Each line that holds the word "your" is to be identified and copied.

§ RECORD EXCERPTS
= = = = = = =
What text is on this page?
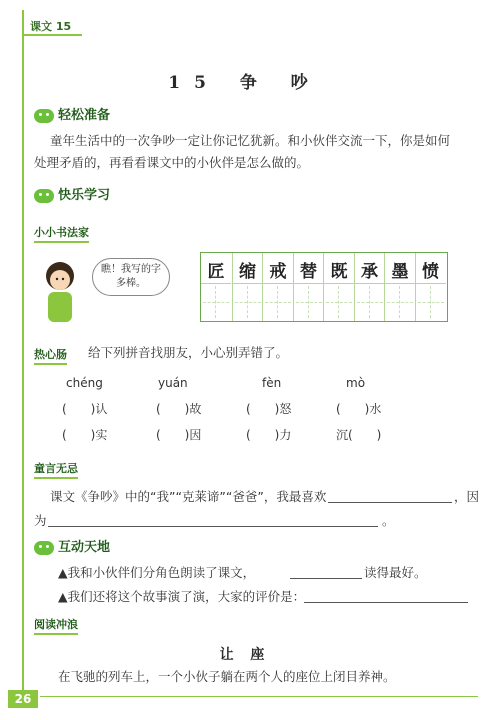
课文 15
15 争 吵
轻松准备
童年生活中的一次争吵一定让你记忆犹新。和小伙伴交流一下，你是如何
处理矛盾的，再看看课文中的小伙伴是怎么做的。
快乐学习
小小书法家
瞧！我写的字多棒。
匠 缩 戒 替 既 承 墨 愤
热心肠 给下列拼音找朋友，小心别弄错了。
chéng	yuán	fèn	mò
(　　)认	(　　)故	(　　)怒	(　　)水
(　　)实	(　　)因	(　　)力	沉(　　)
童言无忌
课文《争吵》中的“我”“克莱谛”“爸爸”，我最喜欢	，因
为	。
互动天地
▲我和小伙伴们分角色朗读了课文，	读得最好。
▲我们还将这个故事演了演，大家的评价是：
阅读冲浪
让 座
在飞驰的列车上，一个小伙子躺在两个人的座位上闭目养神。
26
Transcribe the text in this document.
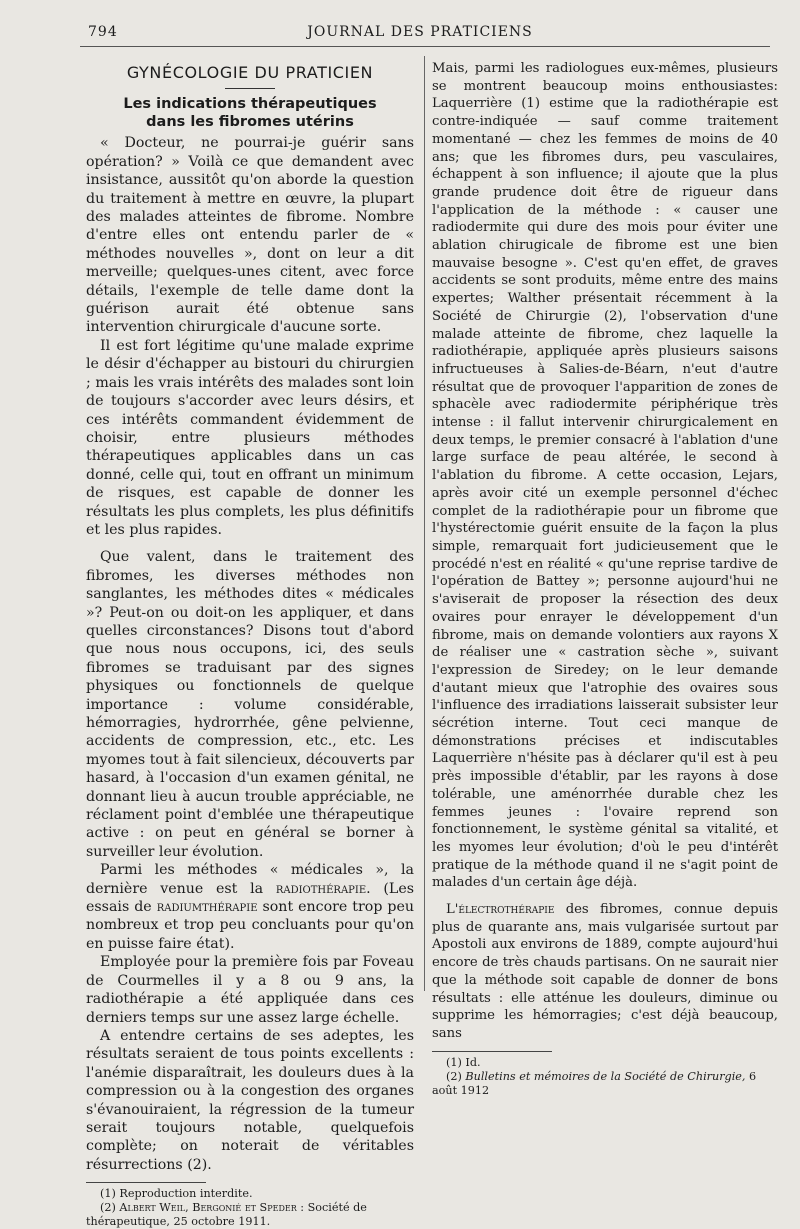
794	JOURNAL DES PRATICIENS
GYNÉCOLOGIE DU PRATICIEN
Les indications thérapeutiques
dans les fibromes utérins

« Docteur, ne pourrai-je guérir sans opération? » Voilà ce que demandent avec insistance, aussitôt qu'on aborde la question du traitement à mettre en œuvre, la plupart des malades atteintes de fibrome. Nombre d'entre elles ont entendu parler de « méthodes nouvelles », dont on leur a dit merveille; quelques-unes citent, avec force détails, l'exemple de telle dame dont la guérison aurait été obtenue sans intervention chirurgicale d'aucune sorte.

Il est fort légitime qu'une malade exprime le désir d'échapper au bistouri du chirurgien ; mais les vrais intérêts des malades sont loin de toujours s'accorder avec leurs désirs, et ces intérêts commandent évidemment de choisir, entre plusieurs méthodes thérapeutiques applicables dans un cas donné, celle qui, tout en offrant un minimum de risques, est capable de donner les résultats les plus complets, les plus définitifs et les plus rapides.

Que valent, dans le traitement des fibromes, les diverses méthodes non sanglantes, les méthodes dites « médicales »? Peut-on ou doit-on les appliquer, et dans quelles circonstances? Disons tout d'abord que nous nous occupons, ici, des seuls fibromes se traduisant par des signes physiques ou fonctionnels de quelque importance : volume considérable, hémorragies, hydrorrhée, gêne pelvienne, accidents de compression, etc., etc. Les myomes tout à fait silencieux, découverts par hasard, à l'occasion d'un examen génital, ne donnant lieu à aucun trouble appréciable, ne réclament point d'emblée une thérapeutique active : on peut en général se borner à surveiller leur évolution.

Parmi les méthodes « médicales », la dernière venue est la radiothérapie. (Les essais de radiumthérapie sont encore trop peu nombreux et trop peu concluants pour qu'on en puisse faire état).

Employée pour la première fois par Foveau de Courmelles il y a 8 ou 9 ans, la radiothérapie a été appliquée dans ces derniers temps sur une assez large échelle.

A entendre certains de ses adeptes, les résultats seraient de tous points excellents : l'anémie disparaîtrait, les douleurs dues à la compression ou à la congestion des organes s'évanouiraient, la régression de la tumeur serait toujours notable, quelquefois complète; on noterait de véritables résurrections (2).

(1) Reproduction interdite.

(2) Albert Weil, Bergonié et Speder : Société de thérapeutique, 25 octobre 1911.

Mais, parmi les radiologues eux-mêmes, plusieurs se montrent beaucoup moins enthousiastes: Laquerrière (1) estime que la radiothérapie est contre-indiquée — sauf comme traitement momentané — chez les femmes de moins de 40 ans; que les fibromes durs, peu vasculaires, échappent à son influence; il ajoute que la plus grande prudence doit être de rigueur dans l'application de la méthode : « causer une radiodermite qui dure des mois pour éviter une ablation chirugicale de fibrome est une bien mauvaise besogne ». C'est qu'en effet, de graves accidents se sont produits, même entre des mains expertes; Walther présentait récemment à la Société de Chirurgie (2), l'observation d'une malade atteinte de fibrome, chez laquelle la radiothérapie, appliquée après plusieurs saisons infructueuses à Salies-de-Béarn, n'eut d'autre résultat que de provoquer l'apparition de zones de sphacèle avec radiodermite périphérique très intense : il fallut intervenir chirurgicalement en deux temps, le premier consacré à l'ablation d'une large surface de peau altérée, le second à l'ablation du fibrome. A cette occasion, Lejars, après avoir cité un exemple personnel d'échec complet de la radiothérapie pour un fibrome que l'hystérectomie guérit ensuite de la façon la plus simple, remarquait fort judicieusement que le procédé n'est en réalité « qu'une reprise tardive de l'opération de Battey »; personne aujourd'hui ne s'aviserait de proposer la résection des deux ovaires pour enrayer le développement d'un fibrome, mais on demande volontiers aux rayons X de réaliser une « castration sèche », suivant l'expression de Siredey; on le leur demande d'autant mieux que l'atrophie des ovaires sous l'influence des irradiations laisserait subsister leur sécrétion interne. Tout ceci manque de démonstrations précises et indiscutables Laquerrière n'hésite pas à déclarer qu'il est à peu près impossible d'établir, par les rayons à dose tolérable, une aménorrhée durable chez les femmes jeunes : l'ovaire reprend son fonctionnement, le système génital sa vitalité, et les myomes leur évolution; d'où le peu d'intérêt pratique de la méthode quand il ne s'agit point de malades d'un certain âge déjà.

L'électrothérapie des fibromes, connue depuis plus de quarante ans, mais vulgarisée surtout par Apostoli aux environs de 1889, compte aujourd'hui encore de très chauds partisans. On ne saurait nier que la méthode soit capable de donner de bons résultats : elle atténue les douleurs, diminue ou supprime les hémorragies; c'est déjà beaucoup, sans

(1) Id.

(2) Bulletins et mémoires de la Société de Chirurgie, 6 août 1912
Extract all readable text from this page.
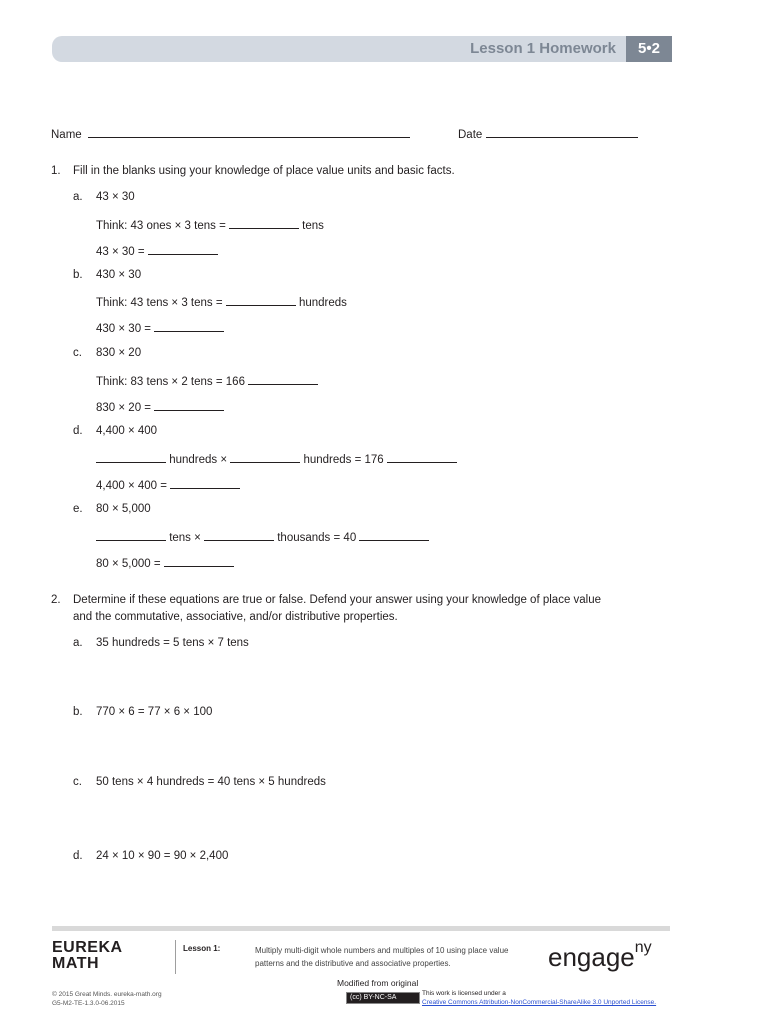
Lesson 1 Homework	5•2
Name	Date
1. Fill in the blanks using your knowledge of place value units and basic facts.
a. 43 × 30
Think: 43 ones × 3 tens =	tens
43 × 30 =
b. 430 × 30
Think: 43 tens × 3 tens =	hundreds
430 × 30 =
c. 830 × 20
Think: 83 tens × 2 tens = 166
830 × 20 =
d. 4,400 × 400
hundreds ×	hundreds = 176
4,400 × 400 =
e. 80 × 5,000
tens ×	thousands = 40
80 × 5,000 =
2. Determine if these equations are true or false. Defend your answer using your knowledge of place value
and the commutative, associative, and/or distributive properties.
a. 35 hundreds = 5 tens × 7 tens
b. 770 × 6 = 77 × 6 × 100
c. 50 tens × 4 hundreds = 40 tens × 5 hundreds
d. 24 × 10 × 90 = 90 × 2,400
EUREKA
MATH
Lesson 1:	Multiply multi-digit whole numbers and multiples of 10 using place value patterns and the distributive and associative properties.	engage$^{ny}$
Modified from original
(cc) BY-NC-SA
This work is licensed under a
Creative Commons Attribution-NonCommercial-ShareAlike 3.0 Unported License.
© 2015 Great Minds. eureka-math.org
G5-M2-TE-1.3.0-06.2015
= = = = = = =
§ ANSWER FOR THE TASK
1. Fill in the blanks using your knowledge of place value units and basic facts.
2. Determine if these equations are true or false. Defend your answer using your knowledge of place value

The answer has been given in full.